** TASK TO COMPLETE **
Check each line of the records below for the word "with" and copy those where it appears.

(Extracted data entries)

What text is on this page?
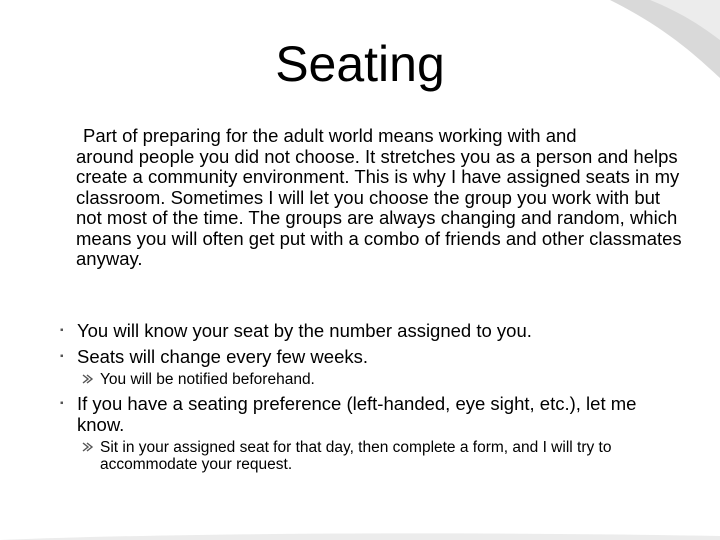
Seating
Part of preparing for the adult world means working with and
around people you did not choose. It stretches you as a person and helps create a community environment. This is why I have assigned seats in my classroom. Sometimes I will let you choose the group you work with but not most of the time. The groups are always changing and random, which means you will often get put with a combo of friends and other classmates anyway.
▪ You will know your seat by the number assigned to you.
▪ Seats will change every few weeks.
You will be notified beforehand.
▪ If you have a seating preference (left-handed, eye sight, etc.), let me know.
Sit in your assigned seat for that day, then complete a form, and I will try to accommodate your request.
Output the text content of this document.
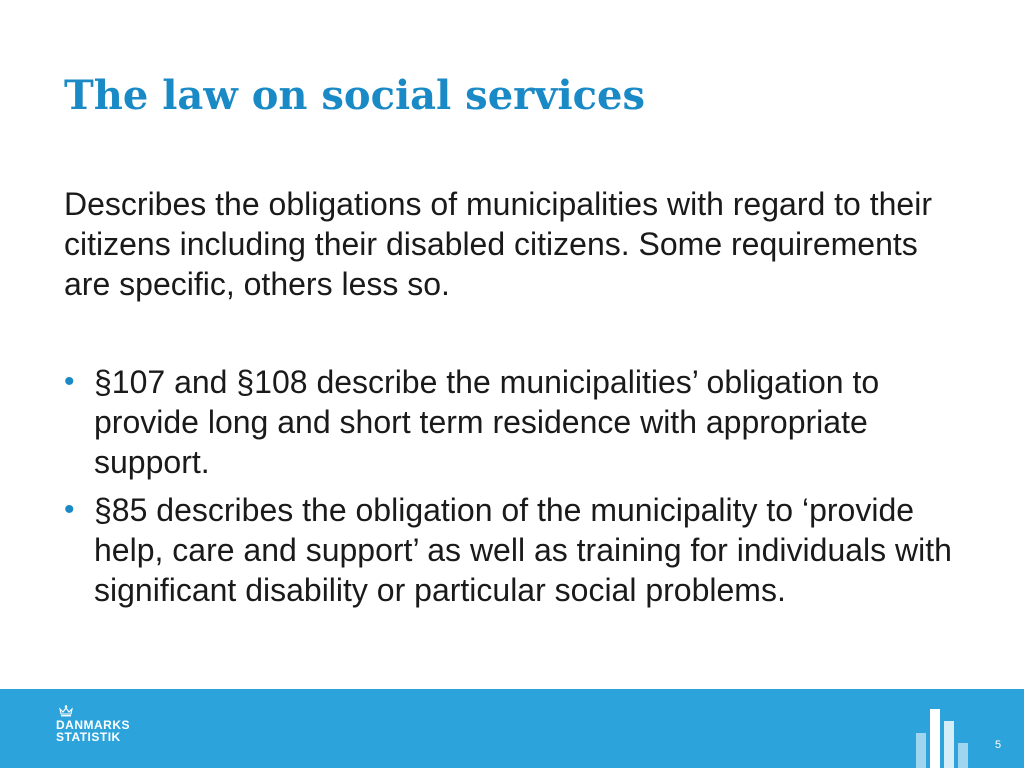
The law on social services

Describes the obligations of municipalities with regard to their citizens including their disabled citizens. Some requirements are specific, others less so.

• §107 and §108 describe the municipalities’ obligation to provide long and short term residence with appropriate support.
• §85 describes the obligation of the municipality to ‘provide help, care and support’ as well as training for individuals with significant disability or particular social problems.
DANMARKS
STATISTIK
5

** RESULT OF THE EXERCISE **
Part of preparing for the adult world means working with and
around people you did not choose. It stretches you as a person and helps create a community environment. This is why I have assigned seats in my classroom. Sometimes I will let you choose the group you work with but not most of the time. The groups are always changing and random, which means you will often get put with a combo of friends and other classmates anyway.
Describes the obligations of municipalities with regard to their citizens including their disabled citizens. Some requirements are specific, others less so.
• §107 and §108 describe the municipalities’ obligation to provide long and short term residence with appropriate support.
• §85 describes the obligation of the municipality to ‘provide help, care and support’ as well as training for individuals with significant disability or particular social problems.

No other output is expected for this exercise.